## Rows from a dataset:
** BEGIN **

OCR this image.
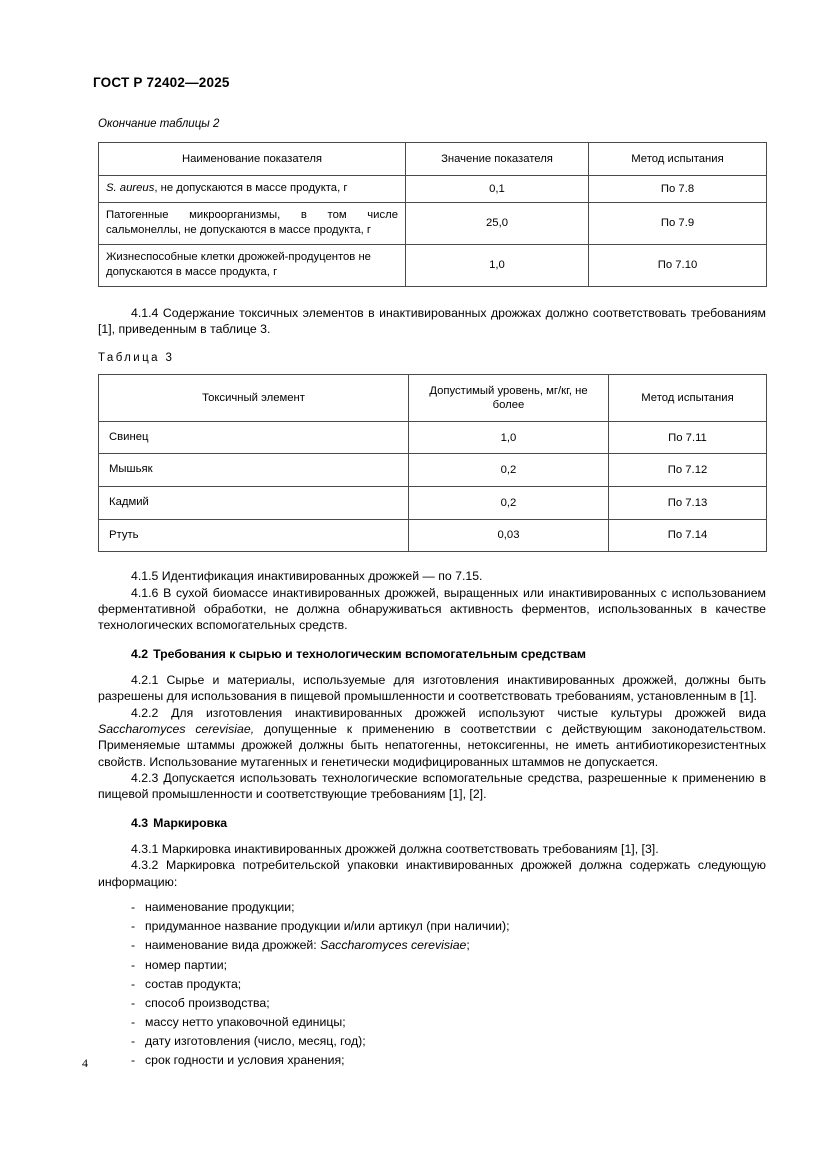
ГОСТ Р 72402—2025

Окончание таблицы 2

Наименование показателя	Значение показателя	Метод испытания
S. aureus, не допускаются в массе продукта, г	0,1	По 7.8
Патогенные микроорганизмы, в том числе сальмонеллы, не допускаются в массе продукта, г	25,0	По 7.9
Жизнеспособные клетки дрожжей-продуцентов не допускаются в массе продукта, г	1,0	По 7.10

4.1.4 Содержание токсичных элементов в инактивированных дрожжах должно соответствовать требованиям [1], приведенным в таблице 3.

Таблица 3

Токсичный элемент	Допустимый уровень, мг/кг, не более	Метод испытания
Свинец	1,0	По 7.11
Мышьяк	0,2	По 7.12
Кадмий	0,2	По 7.13
Ртуть	0,03	По 7.14

4.1.5 Идентификация инактивированных дрожжей — по 7.15.

4.1.6 В сухой биомассе инактивированных дрожжей, выращенных или инактивированных с использованием ферментативной обработки, не должна обнаруживаться активность ферментов, использованных в качестве технологических вспомогательных средств.

4.2 Требования к сырью и технологическим вспомогательным средствам

4.2.1 Сырье и материалы, используемые для изготовления инактивированных дрожжей, должны быть разрешены для использования в пищевой промышленности и соответствовать требованиям, установленным в [1].

4.2.2 Для изготовления инактивированных дрожжей используют чистые культуры дрожжей вида Saccharomyces cerevisiae, допущенные к применению в соответствии с действующим законодательством. Применяемые штаммы дрожжей должны быть непатогенны, нетоксигенны, не иметь антибиотикорезистентных свойств. Использование мутагенных и генетически модифицированных штаммов не допускается.

4.2.3 Допускается использовать технологические вспомогательные средства, разрешенные к применению в пищевой промышленности и соответствующие требованиям [1], [2].

4.3 Маркировка

4.3.1 Маркировка инактивированных дрожжей должна соответствовать требованиям [1], [3].

4.3.2 Маркировка потребительской упаковки инактивированных дрожжей должна содержать следующую информацию:

- наименование продукции;
- придуманное название продукции и/или артикул (при наличии);
- наименование вида дрожжей: Saccharomyces cerevisiae;
- номер партии;
- состав продукта;
- способ производства;
- массу нетто упаковочной единицы;
- дату изготовления (число, месяц, год);
- срок годности и условия хранения;
4
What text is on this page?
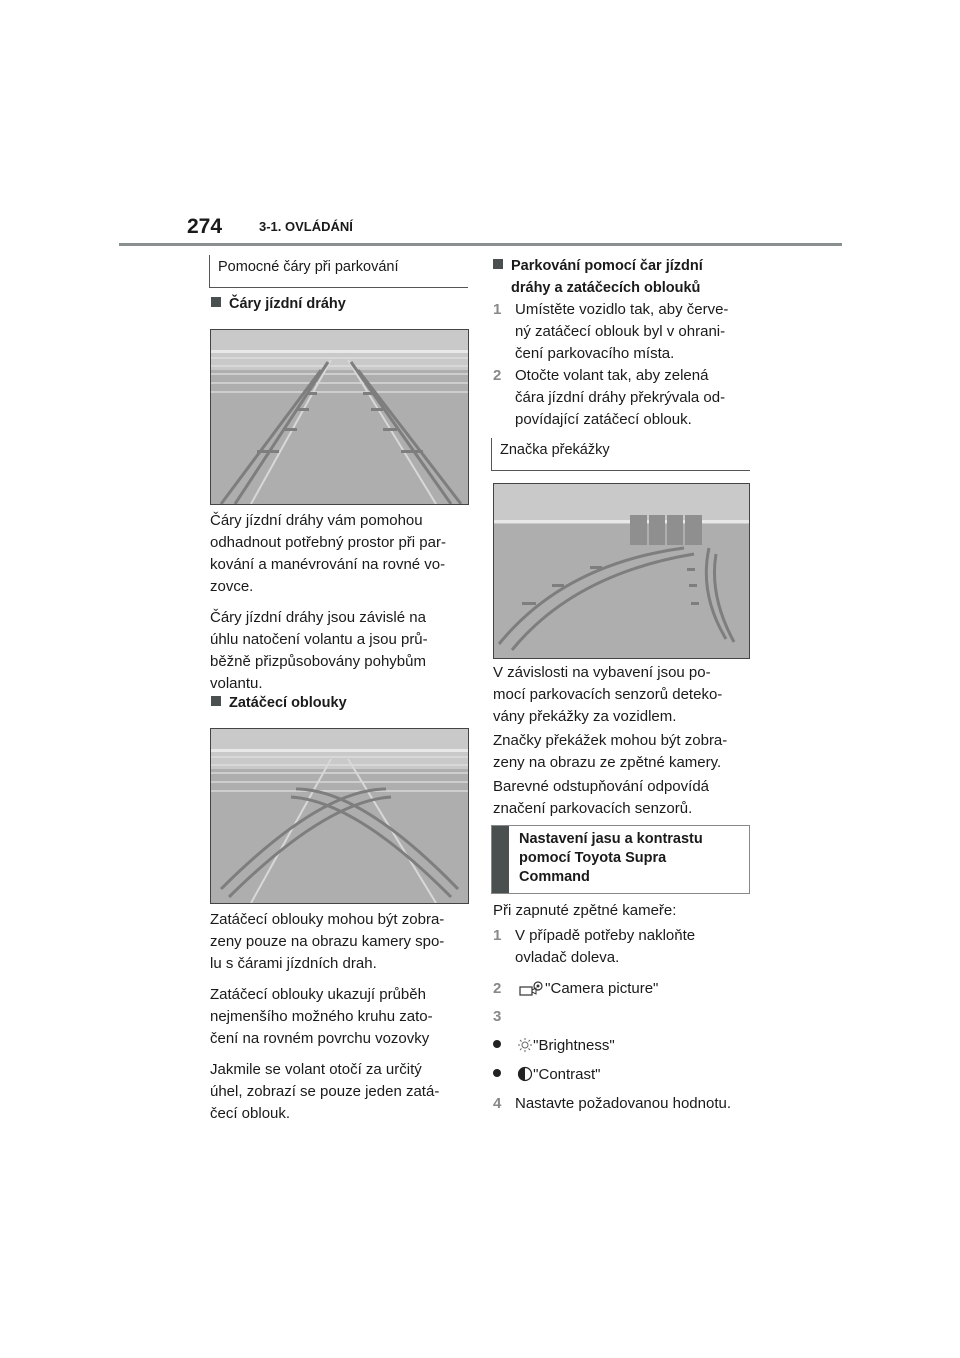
274	3-1. OVLÁDÁNÍ
Pomocné čáry při parkování
Čáry jízdní dráhy

Čáry jízdní dráhy vám pomohou

odhadnout potřebný prostor při par-

kování a manévrování na rovné vo-

zovce.

Čáry jízdní dráhy jsou závislé na

úhlu natočení volantu a jsou prů-

běžně přizpůsobovány pohybům

volantu.

Zatáčecí oblouky

Zatáčecí oblouky mohou být zobra-

zeny pouze na obrazu kamery spo-

lu s čárami jízdních drah.

Zatáčecí oblouky ukazují průběh

nejmenšího možného kruhu zato-

čení na rovném povrchu vozovky

Jakmile se volant otočí za určitý

úhel, zobrazí se pouze jeden zatá-

čecí oblouk.

Parkování pomocí čar jízdní
dráhy a zatáčecích oblouků
1 Umístěte vozidlo tak, aby červe-
ný zatáčecí oblouk byl v ohrani-
čení parkovacího místa.
2 Otočte volant tak, aby zelená
čára jízdní dráhy překrývala od-
povídající zatáčecí oblouk.
Značka překážky

V závislosti na vybavení jsou po-

mocí parkovacích senzorů deteko-

vány překážky za vozidlem.

Značky překážek mohou být zobra-

zeny na obrazu ze zpětné kamery.

Barevné odstupňování odpovídá

značení parkovacích senzorů.

Nastavení jasu a kontrastu
pomocí Toyota Supra
Command

Při zapnuté zpětné kameře:

1 V případě potřeby nakloňte
ovladač doleva.
2	"Camera picture"
3
"Brightness"
"Contrast"
4 Nastavte požadovanou hodnotu.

** END **

## Required work:
Write out each line of the data exactly; the images should be left out.

## Complete answer:
OCR this image.
ГОСТ Р 72402—2025

Окончание таблицы 2

Наименование показателя	Значение показателя	Метод испытания
S. aureus, не допускаются в массе продукта, г	0,1	По 7.8
Патогенные микроорганизмы, в том числе сальмонеллы, не допускаются в массе продукта, г	25,0	По 7.9
Жизнеспособные клетки дрожжей-продуцентов не допускаются в массе продукта, г	1,0	По 7.10

4.1.4 Содержание токсичных элементов в инактивированных дрожжах должно соответствовать требованиям [1], приведенным в таблице 3.

Таблица 3

Токсичный элемент	Допустимый уровень, мг/кг, не более	Метод испытания
Свинец	1,0	По 7.11
Мышьяк	0,2	По 7.12
Кадмий	0,2	По 7.13
Ртуть	0,03	По 7.14

4.1.5 Идентификация инактивированных дрожжей — по 7.15.

4.1.6 В сухой биомассе инактивированных дрожжей, выращенных или инактивированных с использованием ферментативной обработки, не должна обнаруживаться активность ферментов, использованных в качестве технологических вспомогательных средств.

4.2 Требования к сырью и технологическим вспомогательным средствам

4.2.1 Сырье и материалы, используемые для изготовления инактивированных дрожжей, должны быть разрешены для использования в пищевой промышленности и соответствовать требованиям, установленным в [1].

4.2.2 Для изготовления инактивированных дрожжей используют чистые культуры дрожжей вида Saccharomyces cerevisiae, допущенные к применению в соответствии с действующим законодательством. Применяемые штаммы дрожжей должны быть непатогенны, нетоксигенны, не иметь антибиотикорезистентных свойств. Использование мутагенных и генетически модифицированных штаммов не допускается.

4.2.3 Допускается использовать технологические вспомогательные средства, разрешенные к применению в пищевой промышленности и соответствующие требованиям [1], [2].

4.3 Маркировка

4.3.1 Маркировка инактивированных дрожжей должна соответствовать требованиям [1], [3].

4.3.2 Маркировка потребительской упаковки инактивированных дрожжей должна содержать следующую информацию:

- наименование продукции;
- придуманное название продукции и/или артикул (при наличии);
- наименование вида дрожжей: Saccharomyces cerevisiae;
- номер партии;
- состав продукта;
- способ производства;
- массу нетто упаковочной единицы;
- дату изготовления (число, месяц, год);
- срок годности и условия хранения;
4
What text is on this page?
274	3-1. OVLÁDÁNÍ
Pomocné čáry při parkování
Čáry jízdní dráhy

Čáry jízdní dráhy vám pomohou

odhadnout potřebný prostor při par-

kování a manévrování na rovné vo-

zovce.

Čáry jízdní dráhy jsou závislé na

úhlu natočení volantu a jsou prů-

běžně přizpůsobovány pohybům

volantu.

Zatáčecí oblouky

Zatáčecí oblouky mohou být zobra-

zeny pouze na obrazu kamery spo-

lu s čárami jízdních drah.

Zatáčecí oblouky ukazují průběh

nejmenšího možného kruhu zato-

čení na rovném povrchu vozovky

Jakmile se volant otočí za určitý

úhel, zobrazí se pouze jeden zatá-

čecí oblouk.

Parkování pomocí čar jízdní
dráhy a zatáčecích oblouků
1 Umístěte vozidlo tak, aby červe-
ný zatáčecí oblouk byl v ohrani-
čení parkovacího místa.
2 Otočte volant tak, aby zelená
čára jízdní dráhy překrývala od-
povídající zatáčecí oblouk.
Značka překážky

V závislosti na vybavení jsou po-

mocí parkovacích senzorů deteko-

vány překážky za vozidlem.

Značky překážek mohou být zobra-

zeny na obrazu ze zpětné kamery.

Barevné odstupňování odpovídá

značení parkovacích senzorů.

Nastavení jasu a kontrastu
pomocí Toyota Supra
Command

Při zapnuté zpětné kameře:

1 V případě potřeby nakloňte
ovladač doleva.
2	"Camera picture"
3
"Brightness"
"Contrast"
4 Nastavte požadovanou hodnotu.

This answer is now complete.